What you are asked to do:
Pick out every line of the listing below that contains the string "item", matching case exactly, and copy each such line in full.
— begin —
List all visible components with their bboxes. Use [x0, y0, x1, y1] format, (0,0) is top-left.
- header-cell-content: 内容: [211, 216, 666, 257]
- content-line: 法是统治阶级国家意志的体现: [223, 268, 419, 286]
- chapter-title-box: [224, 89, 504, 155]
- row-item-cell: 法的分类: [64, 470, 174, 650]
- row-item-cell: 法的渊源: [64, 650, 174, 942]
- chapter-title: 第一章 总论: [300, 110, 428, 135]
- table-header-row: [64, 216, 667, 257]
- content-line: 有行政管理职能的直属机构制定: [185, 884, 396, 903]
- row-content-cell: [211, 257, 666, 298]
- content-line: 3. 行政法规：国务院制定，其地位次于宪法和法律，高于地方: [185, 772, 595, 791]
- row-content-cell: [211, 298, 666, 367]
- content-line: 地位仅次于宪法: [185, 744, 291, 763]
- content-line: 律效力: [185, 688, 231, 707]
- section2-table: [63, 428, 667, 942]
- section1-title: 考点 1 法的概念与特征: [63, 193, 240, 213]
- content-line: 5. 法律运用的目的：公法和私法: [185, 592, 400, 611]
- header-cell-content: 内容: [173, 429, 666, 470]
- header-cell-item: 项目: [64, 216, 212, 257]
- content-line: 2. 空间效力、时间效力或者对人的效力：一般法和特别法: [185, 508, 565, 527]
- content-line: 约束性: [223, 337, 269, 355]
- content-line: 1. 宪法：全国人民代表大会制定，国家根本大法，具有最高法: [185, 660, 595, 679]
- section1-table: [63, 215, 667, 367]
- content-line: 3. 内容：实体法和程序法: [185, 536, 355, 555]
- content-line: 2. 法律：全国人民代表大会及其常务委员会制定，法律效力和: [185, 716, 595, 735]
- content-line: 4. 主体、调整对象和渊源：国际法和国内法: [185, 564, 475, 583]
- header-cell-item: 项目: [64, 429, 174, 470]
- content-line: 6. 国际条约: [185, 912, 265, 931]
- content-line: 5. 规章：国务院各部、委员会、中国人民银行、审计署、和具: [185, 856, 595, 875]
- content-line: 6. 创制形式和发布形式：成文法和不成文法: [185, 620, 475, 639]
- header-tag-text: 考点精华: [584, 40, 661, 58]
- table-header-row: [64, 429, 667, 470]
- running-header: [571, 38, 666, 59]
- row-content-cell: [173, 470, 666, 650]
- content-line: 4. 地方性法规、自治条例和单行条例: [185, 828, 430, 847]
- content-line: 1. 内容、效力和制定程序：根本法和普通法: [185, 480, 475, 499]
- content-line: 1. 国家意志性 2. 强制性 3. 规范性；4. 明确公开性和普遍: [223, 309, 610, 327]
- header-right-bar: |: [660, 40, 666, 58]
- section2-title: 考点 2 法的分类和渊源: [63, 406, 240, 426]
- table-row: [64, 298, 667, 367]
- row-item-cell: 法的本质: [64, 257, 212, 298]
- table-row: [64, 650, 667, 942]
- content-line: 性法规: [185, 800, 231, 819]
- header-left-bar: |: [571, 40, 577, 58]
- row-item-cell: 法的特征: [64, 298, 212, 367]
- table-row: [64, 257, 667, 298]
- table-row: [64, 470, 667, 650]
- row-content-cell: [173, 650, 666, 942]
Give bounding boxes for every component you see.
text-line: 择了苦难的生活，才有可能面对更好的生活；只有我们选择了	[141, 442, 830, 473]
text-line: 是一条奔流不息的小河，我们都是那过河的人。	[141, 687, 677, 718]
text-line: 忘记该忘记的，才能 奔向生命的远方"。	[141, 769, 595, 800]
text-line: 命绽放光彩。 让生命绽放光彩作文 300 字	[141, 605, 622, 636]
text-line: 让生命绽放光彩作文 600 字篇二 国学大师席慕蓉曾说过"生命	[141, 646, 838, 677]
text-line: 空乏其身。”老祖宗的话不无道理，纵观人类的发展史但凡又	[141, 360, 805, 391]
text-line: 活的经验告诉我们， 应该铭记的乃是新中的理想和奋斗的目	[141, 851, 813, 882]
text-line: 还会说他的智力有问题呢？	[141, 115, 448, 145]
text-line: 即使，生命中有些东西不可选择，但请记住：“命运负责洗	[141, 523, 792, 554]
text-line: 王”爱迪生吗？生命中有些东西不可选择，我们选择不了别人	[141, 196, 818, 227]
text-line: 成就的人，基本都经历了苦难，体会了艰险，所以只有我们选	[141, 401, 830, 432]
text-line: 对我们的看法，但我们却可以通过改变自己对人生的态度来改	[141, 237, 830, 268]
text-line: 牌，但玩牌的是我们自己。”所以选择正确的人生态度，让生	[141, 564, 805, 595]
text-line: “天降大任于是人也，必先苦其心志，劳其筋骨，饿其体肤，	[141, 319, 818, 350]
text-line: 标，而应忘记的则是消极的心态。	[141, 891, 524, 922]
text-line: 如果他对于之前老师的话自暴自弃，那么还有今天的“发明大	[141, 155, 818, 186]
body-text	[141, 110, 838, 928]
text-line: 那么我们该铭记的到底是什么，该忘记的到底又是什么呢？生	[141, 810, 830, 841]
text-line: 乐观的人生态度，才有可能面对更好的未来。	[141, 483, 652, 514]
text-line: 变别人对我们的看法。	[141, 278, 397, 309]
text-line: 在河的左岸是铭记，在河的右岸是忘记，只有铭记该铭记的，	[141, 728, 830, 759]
— end —
Complete response:
- row-item-cell: 法的分类: [64, 470, 174, 650]
- row-item-cell: 法的渊源: [64, 650, 174, 942]
- header-cell-item: 项目: [64, 216, 212, 257]
- header-cell-item: 项目: [64, 429, 174, 470]
- row-item-cell: 法的本质: [64, 257, 212, 298]
- row-item-cell: 法的特征: [64, 298, 212, 367]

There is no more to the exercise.